• **EXCERPTED DATA**
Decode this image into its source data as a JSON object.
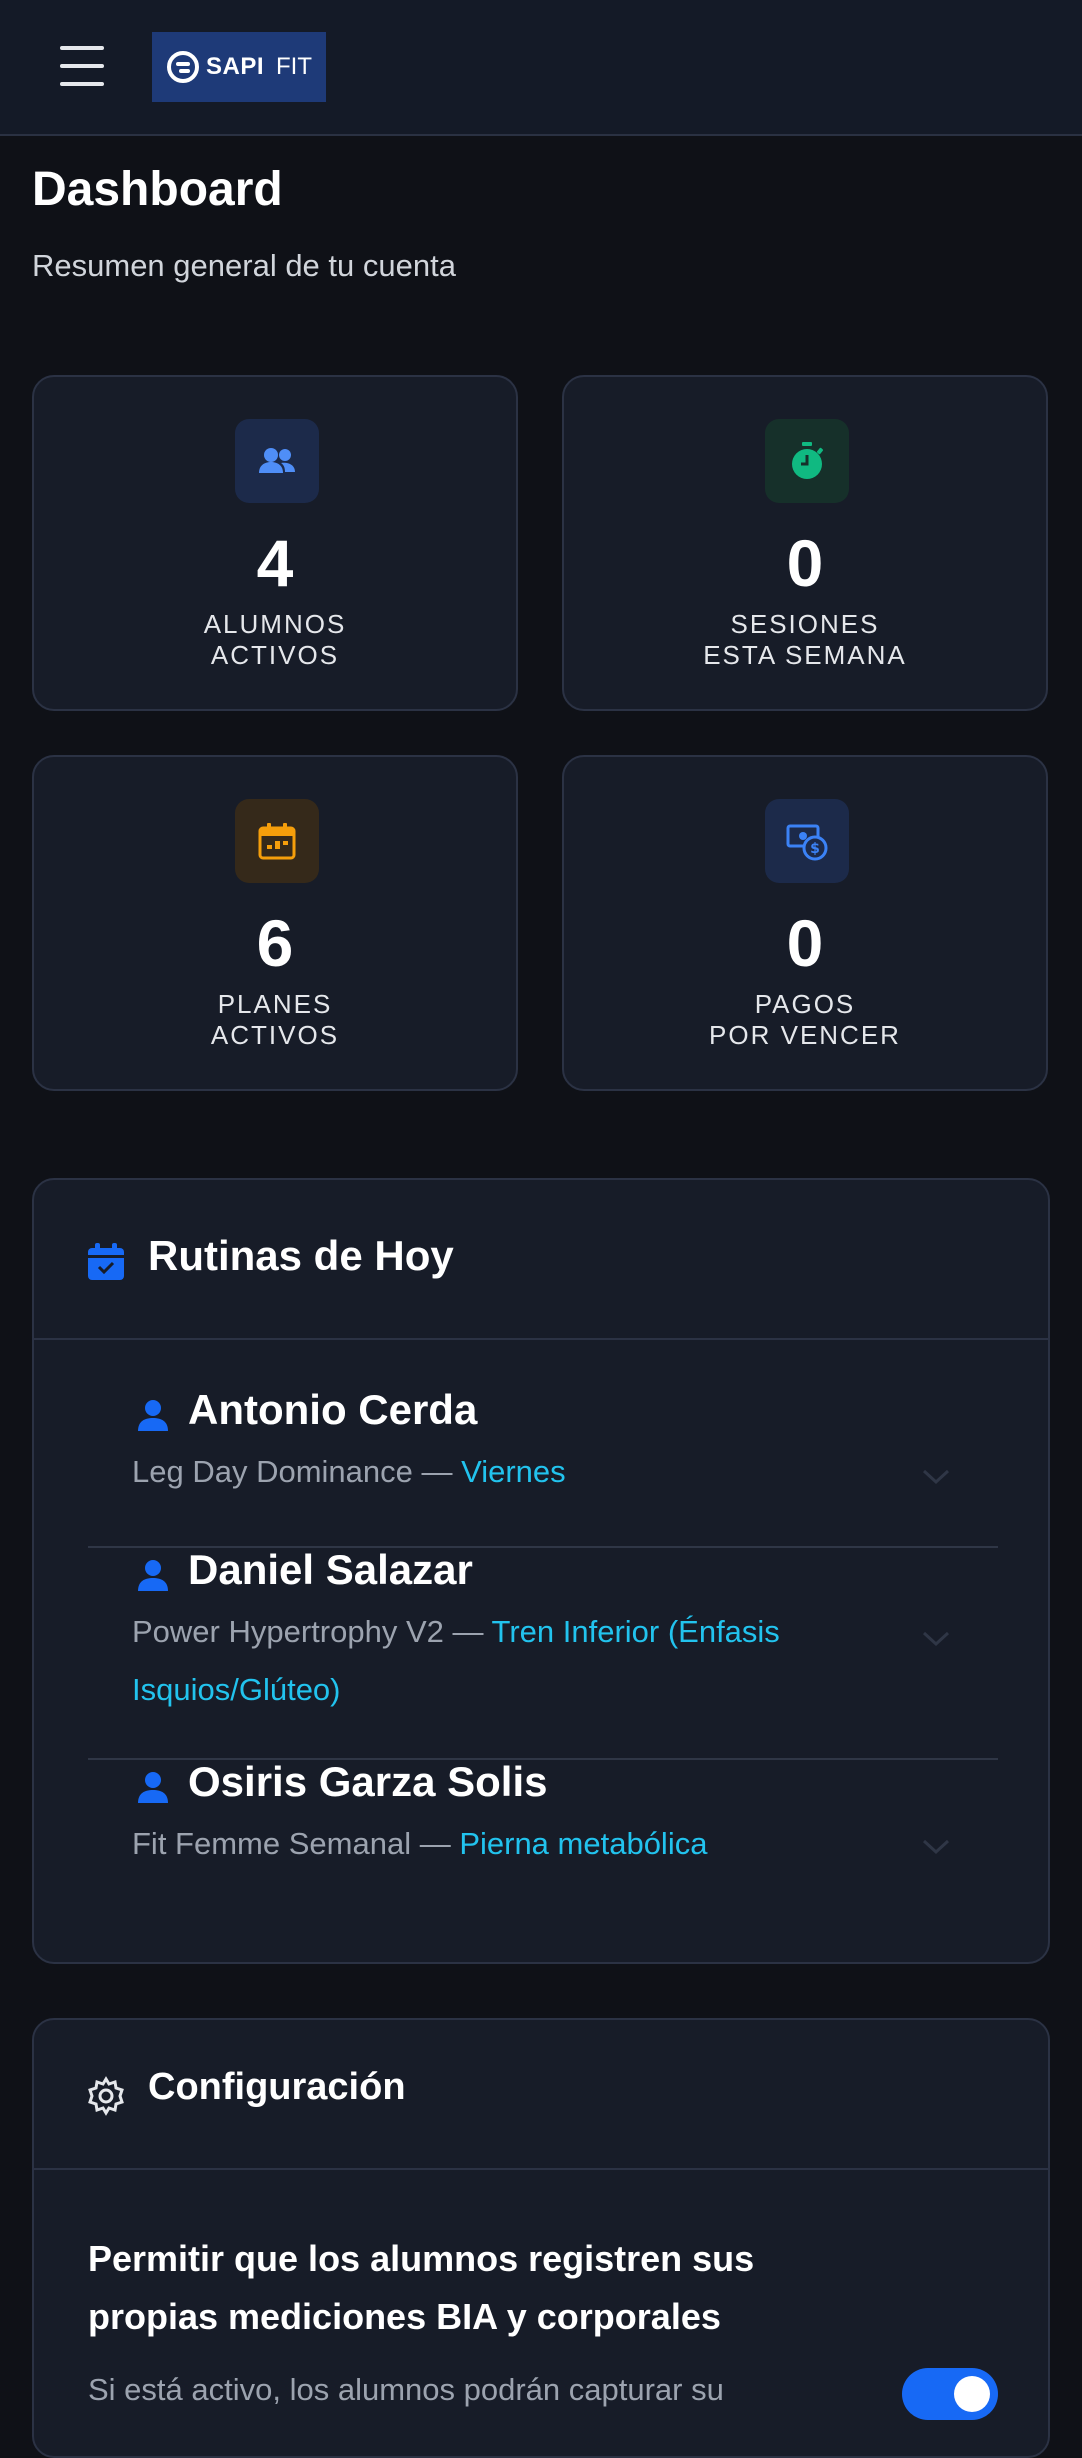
{
  "header": {
    "logo_bold": "SAPI",
    "logo_light": "FIT"
  },
  "page": {
    "title": "Dashboard",
    "subtitle": "Resumen general de tu cuenta"
  },
  "stats": [
    {
      "value": "4",
      "label_line1": "ALUMNOS",
      "label_line2": "ACTIVOS",
      "icon": "users-icon",
      "color": "#4f8ef7",
      "bg": "#1c2a4a"
    },
    {
      "value": "0",
      "label_line1": "SESIONES",
      "label_line2": "ESTA SEMANA",
      "icon": "stopwatch-icon",
      "color": "#10b981",
      "bg": "#16302a"
    },
    {
      "value": "6",
      "label_line1": "PLANES",
      "label_line2": "ACTIVOS",
      "icon": "calendar-icon",
      "color": "#f59e0b",
      "bg": "#35291a"
    },
    {
      "value": "0",
      "label_line1": "PAGOS",
      "label_line2": "POR VENCER",
      "icon": "money-icon",
      "color": "#3b82f6",
      "bg": "#1c2a4a"
    }
  ],
  "routines_card": {
    "title": "Rutinas de Hoy",
    "items": [
      {
        "name": "Antonio Cerda",
        "plan": "Leg Day Dominance — ",
        "day": "Viernes"
      },
      {
        "name": "Daniel Salazar",
        "plan": "Power Hypertrophy V2 — ",
        "day": "Tren Inferior (Énfasis Isquios/Glúteo)"
      },
      {
        "name": "Osiris Garza Solis",
        "plan": "Fit Femme Semanal — ",
        "day": "Pierna metabólica"
      }
    ]
  },
  "config_card": {
    "title": "Configuración",
    "option_title": "Permitir que los alumnos registren sus propias mediciones BIA y corporales",
    "option_desc": "Si está activo, los alumnos podrán capturar su"
  }
}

• **AIM OF THE EXERCISE**
Write every record out again exactly; no pictures belong in the copy.

• **ANSWER TO THIS PROBLEM**
Decode this image into its source data as a JSON object.
{
  "header": {
    "logo_bold": "SAPI",
    "logo_light": "FIT"
  },
  "page": {
    "title": "Dashboard",
    "subtitle": "Resumen general de tu cuenta"
  },
  "stats": [
    {
      "value": "4",
      "label_line1": "ALUMNOS",
      "label_line2": "ACTIVOS",
      "icon": "users-icon",
      "color": "#4f8ef7",
      "bg": "#1c2a4a"
    },
    {
      "value": "0",
      "label_line1": "SESIONES",
      "label_line2": "ESTA SEMANA",
      "icon": "stopwatch-icon",
      "color": "#10b981",
      "bg": "#16302a"
    },
    {
      "value": "6",
      "label_line1": "PLANES",
      "label_line2": "ACTIVOS",
      "icon": "calendar-icon",
      "color": "#f59e0b",
      "bg": "#35291a"
    },
    {
      "value": "0",
      "label_line1": "PAGOS",
      "label_line2": "POR VENCER",
      "icon": "money-icon",
      "color": "#3b82f6",
      "bg": "#1c2a4a"
    }
  ],
  "routines_card": {
    "title": "Rutinas de Hoy",
    "items": [
      {
        "name": "Antonio Cerda",
        "plan": "Leg Day Dominance — ",
        "day": "Viernes"
      },
      {
        "name": "Daniel Salazar",
        "plan": "Power Hypertrophy V2 — ",
        "day": "Tren Inferior (Énfasis Isquios/Glúteo)"
      },
      {
        "name": "Osiris Garza Solis",
        "plan": "Fit Femme Semanal — ",
        "day": "Pierna metabólica"
      }
    ]
  },
  "config_card": {
    "title": "Configuración",
    "option_title": "Permitir que los alumnos registren sus propias mediciones BIA y corporales",
    "option_desc": "Si está activo, los alumnos podrán capturar su"
  }
}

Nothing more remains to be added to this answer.